* _RECORDS FOR THIS TASK_:
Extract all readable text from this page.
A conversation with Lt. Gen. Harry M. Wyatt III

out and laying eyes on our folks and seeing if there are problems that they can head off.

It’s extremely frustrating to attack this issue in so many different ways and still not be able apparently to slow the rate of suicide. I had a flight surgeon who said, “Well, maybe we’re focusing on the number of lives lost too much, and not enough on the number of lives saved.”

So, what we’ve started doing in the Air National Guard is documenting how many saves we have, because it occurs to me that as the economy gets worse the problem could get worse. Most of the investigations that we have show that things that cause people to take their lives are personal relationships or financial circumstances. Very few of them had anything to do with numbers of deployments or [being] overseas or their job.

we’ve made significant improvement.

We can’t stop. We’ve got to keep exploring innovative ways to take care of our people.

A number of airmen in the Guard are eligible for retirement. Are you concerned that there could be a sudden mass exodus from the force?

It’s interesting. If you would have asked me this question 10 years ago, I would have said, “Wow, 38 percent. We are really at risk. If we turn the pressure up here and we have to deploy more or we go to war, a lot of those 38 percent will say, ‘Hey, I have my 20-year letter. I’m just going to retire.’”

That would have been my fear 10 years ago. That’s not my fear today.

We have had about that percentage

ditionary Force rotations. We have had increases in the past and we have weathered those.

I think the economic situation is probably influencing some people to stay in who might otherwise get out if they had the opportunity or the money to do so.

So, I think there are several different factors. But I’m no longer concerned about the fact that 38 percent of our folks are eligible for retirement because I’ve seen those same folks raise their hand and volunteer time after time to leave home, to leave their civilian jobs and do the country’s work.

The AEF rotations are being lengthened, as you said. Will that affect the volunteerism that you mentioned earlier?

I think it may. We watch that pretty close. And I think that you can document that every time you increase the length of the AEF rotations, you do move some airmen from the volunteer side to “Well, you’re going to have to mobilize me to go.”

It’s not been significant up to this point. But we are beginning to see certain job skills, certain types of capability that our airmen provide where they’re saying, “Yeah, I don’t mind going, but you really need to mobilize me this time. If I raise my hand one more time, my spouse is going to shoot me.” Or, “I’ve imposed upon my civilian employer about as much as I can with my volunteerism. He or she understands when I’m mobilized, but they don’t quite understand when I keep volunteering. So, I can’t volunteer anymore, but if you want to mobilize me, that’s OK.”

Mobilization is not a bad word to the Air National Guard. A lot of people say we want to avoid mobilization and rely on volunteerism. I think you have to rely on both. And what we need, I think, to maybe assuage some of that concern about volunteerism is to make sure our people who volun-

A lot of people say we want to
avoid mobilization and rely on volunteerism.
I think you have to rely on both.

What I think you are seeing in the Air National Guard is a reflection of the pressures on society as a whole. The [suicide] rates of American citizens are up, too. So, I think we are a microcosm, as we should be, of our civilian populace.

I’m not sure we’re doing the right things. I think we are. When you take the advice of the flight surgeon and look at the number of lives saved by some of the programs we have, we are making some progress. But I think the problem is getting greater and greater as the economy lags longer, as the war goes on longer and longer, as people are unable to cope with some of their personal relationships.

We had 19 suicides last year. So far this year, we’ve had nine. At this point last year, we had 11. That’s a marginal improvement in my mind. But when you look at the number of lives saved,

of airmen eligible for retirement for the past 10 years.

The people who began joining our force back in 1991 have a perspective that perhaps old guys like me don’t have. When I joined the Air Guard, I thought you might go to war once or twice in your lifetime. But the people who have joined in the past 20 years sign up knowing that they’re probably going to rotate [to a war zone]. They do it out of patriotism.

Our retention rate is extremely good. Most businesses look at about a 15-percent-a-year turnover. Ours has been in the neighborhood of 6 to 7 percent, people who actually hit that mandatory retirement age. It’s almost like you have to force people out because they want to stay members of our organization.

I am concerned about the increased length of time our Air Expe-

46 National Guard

==

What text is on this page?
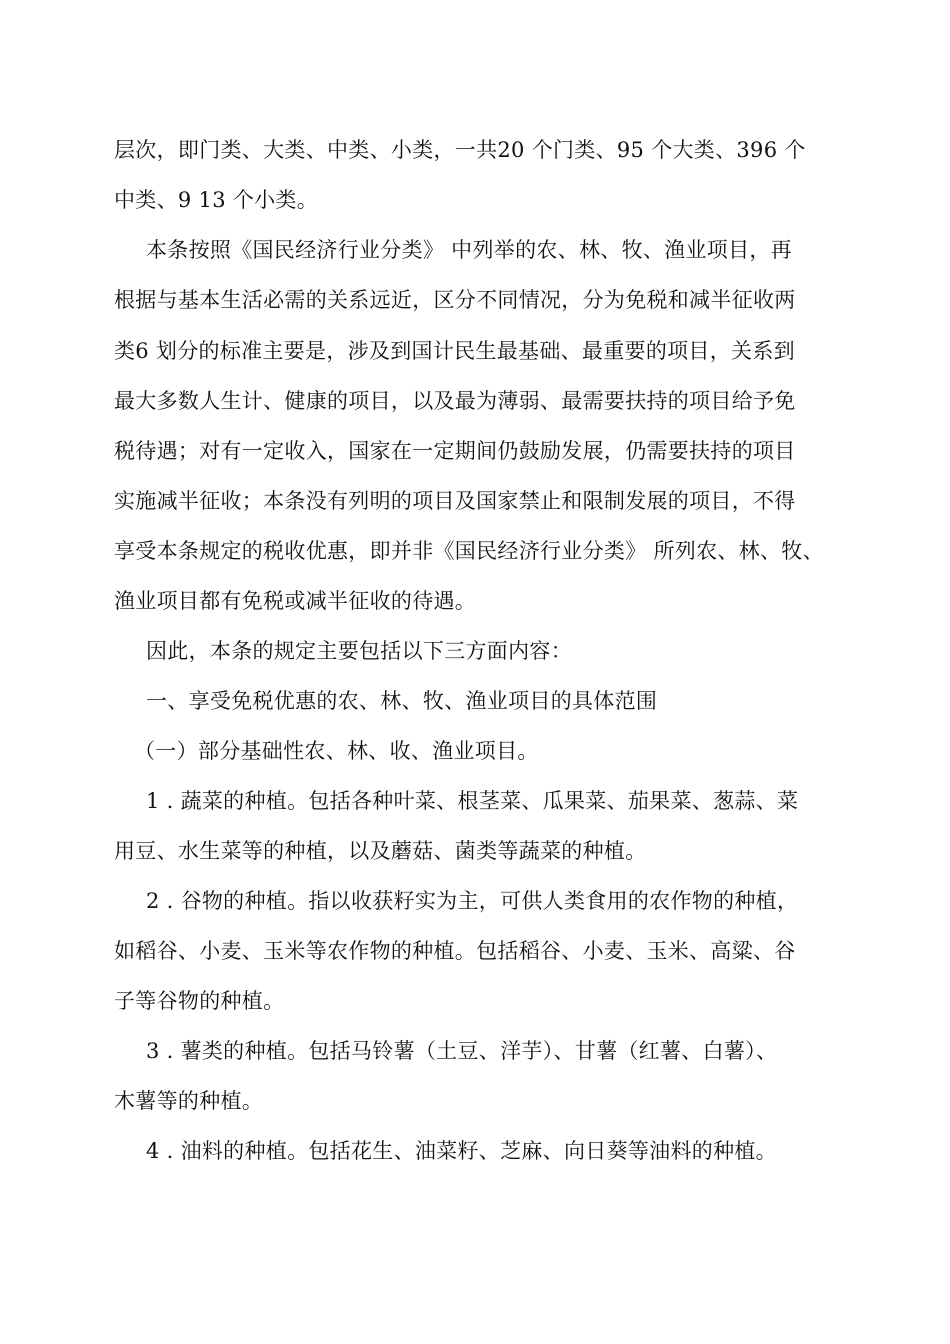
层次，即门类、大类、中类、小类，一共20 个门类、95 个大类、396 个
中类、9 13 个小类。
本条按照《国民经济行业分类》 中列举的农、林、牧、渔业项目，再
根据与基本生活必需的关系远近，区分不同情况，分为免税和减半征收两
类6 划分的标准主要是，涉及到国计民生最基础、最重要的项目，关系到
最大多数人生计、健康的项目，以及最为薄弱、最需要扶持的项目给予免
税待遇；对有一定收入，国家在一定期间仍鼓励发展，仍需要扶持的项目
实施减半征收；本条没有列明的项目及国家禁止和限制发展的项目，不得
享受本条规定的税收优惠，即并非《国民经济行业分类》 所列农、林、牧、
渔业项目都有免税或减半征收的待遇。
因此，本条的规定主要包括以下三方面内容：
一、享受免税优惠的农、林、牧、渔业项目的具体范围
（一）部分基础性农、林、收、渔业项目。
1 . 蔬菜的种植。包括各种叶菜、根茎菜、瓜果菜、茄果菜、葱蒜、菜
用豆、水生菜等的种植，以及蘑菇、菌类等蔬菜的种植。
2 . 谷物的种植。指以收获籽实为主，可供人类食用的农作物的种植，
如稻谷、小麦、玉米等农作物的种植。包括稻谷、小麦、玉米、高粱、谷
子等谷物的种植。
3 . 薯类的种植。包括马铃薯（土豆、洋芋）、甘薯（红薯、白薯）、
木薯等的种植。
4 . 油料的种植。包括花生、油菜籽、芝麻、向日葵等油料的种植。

* _GIVEN PROBLEM_:
Examine the records and report how many lines contain the string "concerned". Only the number should be given.

* _SOLUTION FOR THIS PROBLEM_:
3